*Written tasks*
1. In the balcony-jump thread, why does the reply call the posted solution only basically correct? Answer in one to three sentences, please.
2. Carry on the forum thread about jumping from the balcony to the pool, picking up after its last sentence.
:: Document section ::
John and Tracy look from their high-rise balcony, which is 80m above
the ground, to a swimming pool below- not exactly below, but rather
20m out from the bottom of their building.  they wonder how fast would
they have to jump horizontally to succeed in reaching the pool.  What
is the answer?

this is actually relatively simple to calculate using the equation
s=VoT+1/2aT^2
where s is the distance and Vo is intial velocity, T is time and a is
acelleration due to gravity
plug in 80m and 0 for intial velocity and -9.8m/s^2 for acceleration
and solve for time
T=4.04seconds
then use s=VT
to solve for velocity using 20m for distance and 4.04 for time and solve
V=4.95m/s

HW question, right?
Gregorious answer is basically correct except for 1 typo (-80 instead
of 80 below), but you may not be able to follow his solution fully.
:::
:: Supplied entries ::
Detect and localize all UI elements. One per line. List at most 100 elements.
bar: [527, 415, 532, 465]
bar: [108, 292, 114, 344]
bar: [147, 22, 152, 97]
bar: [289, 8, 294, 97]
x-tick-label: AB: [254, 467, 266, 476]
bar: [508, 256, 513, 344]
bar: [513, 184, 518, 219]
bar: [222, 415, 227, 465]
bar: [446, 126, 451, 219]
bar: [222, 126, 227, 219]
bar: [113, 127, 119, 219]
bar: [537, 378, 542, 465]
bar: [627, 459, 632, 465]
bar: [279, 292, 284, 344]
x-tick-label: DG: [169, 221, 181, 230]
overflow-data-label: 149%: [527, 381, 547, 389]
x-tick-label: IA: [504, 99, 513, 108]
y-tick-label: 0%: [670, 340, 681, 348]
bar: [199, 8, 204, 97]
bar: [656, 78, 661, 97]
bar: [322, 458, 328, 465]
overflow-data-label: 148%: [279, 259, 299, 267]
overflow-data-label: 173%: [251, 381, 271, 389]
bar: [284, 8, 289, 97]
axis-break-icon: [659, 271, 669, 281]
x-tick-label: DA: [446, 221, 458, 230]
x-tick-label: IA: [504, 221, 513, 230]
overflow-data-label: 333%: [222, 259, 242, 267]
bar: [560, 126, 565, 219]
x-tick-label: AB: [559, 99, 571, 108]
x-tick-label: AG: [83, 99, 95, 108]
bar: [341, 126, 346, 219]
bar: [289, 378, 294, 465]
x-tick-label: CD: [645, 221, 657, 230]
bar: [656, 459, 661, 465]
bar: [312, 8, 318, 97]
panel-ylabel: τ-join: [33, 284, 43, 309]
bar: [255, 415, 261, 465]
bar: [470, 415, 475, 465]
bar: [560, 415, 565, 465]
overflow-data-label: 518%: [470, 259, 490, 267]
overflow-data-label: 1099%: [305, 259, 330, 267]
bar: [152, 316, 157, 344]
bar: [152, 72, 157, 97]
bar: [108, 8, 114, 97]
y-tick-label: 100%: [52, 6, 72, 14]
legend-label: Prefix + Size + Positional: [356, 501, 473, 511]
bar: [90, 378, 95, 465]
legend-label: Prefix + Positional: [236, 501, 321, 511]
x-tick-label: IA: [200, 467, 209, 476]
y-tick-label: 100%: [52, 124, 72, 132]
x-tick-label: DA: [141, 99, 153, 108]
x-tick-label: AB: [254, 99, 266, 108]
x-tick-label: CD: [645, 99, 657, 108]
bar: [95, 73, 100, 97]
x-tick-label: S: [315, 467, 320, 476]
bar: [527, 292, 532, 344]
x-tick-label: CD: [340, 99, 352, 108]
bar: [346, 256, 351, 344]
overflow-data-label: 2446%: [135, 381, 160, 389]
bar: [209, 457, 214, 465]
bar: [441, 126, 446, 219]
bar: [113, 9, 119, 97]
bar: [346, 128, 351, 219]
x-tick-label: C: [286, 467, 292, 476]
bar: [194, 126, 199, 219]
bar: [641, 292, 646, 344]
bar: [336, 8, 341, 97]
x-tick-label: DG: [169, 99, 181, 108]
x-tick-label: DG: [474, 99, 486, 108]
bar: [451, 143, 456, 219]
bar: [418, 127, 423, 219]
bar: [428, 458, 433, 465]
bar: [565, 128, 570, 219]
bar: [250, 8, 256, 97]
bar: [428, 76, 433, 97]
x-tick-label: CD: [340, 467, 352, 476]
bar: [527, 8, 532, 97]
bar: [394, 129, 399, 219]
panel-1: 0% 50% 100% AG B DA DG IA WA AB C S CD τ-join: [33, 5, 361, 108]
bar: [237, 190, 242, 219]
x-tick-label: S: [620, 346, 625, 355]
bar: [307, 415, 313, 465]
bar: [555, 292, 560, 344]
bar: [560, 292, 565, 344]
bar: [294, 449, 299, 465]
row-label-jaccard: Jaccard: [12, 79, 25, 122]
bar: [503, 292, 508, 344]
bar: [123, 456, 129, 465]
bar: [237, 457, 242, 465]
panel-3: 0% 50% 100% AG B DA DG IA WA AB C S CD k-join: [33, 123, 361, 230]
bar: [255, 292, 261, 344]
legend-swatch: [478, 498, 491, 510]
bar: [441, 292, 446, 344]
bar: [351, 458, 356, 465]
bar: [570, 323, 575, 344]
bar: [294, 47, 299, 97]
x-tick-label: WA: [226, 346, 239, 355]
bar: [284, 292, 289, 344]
:::
*Task results*
1. The reply calls it basically correct because of one typo: the 80 m drop should have been entered as -80 rather than 80. It also warns that the reader may not be able to follow the solution fully.

2.
Here's some clarifications to make Gregorious answer clearer. The
changes are in BOLD to help you understand.

this is actually relatively simple to calculate using the equation
s=VoT+1/2aT^2
where s is the VERTICAL distance and Vo is intial VERTICAL velocity, T
is time and a is acelleration due to gravity
plug in -80m and 0 for s AND intial VERTICAL velocity and -9.8m/s^2
for acceleration
and solve for time
T=4.04seconds
then use s=VT WHERE S IS THE HORIZONTAL DISTANCE AND V IS THE
HORIZONTAL VELOCITY to solve for THE HORIZONTAL velocity using 20m for
HORIZONTAL distance and 4.04 for time and solve
V=4.95m/s (HORIZONTAL VELOCITY)